Data entries —
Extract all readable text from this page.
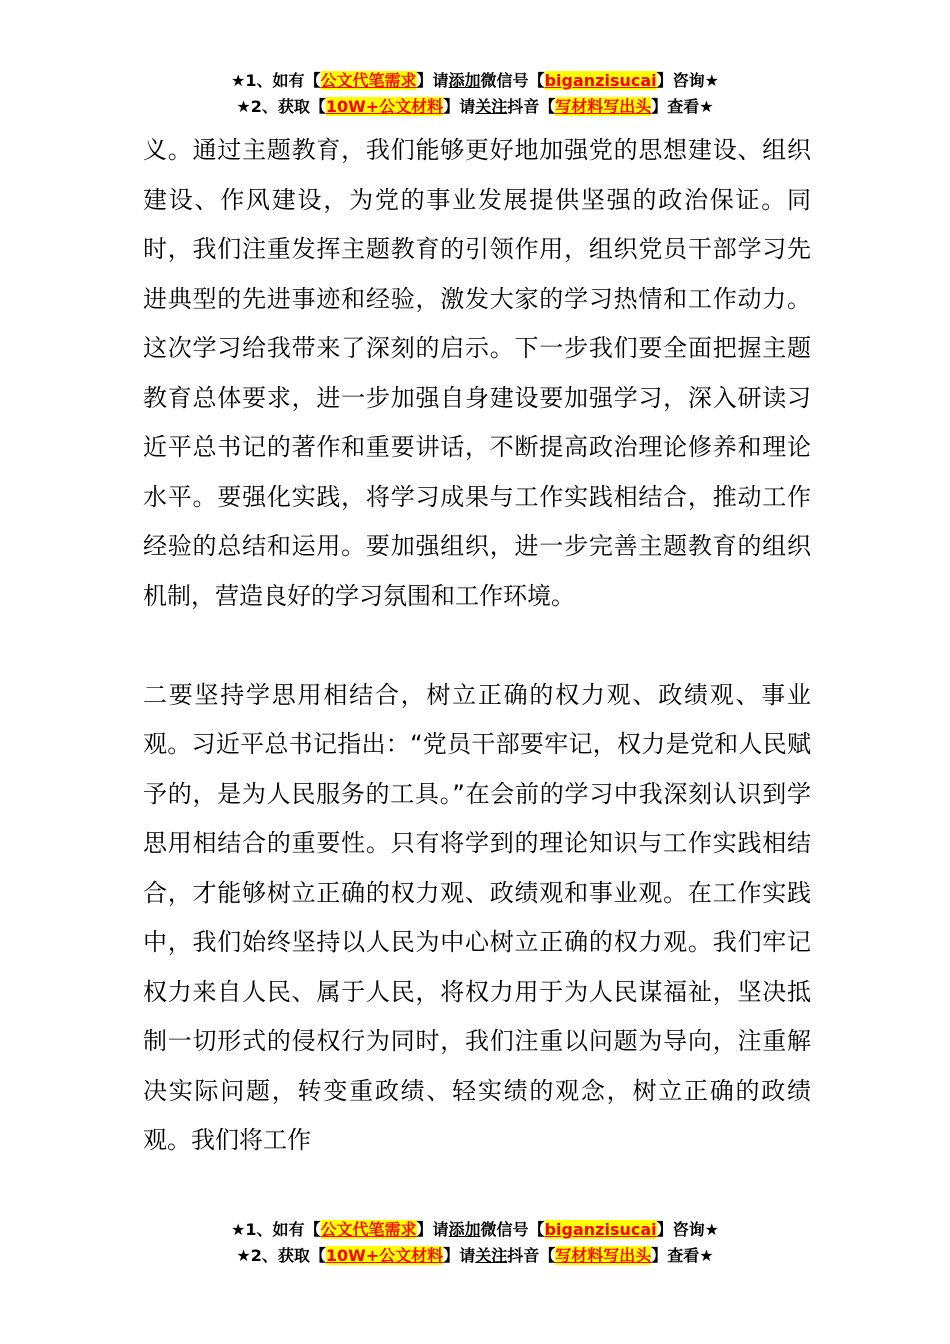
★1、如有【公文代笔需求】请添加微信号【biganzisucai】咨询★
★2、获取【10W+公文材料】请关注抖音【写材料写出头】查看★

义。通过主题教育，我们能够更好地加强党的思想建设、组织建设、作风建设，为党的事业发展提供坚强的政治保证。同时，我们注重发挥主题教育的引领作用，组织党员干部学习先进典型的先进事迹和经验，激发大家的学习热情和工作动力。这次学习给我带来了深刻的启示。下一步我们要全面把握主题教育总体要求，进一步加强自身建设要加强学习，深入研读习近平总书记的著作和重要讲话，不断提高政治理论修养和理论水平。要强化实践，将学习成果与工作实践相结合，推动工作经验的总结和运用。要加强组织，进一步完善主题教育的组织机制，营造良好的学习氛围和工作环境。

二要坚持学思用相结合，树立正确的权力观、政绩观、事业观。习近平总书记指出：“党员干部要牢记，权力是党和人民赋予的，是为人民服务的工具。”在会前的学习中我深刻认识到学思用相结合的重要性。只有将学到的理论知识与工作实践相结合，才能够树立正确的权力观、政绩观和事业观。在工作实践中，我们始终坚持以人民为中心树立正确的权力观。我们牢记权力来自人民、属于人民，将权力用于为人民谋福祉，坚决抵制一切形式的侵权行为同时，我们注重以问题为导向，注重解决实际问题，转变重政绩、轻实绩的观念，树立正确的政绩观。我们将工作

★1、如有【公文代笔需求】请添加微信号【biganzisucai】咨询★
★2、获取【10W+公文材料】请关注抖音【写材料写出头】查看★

Short task —
Reproduce the material word for word, minus the images.

Output below —
Extract all readable text from this page.
★1、如有【公文代笔需求】请添加微信号【biganzisucai】咨询★
★2、获取【10W+公文材料】请关注抖音【写材料写出头】查看★

义。通过主题教育，我们能够更好地加强党的思想建设、组织建设、作风建设，为党的事业发展提供坚强的政治保证。同时，我们注重发挥主题教育的引领作用，组织党员干部学习先进典型的先进事迹和经验，激发大家的学习热情和工作动力。这次学习给我带来了深刻的启示。下一步我们要全面把握主题教育总体要求，进一步加强自身建设要加强学习，深入研读习近平总书记的著作和重要讲话，不断提高政治理论修养和理论水平。要强化实践，将学习成果与工作实践相结合，推动工作经验的总结和运用。要加强组织，进一步完善主题教育的组织机制，营造良好的学习氛围和工作环境。

二要坚持学思用相结合，树立正确的权力观、政绩观、事业观。习近平总书记指出：“党员干部要牢记，权力是党和人民赋予的，是为人民服务的工具。”在会前的学习中我深刻认识到学思用相结合的重要性。只有将学到的理论知识与工作实践相结合，才能够树立正确的权力观、政绩观和事业观。在工作实践中，我们始终坚持以人民为中心树立正确的权力观。我们牢记权力来自人民、属于人民，将权力用于为人民谋福祉，坚决抵制一切形式的侵权行为同时，我们注重以问题为导向，注重解决实际问题，转变重政绩、轻实绩的观念，树立正确的政绩观。我们将工作

★1、如有【公文代笔需求】请添加微信号【biganzisucai】咨询★
★2、获取【10W+公文材料】请关注抖音【写材料写出头】查看★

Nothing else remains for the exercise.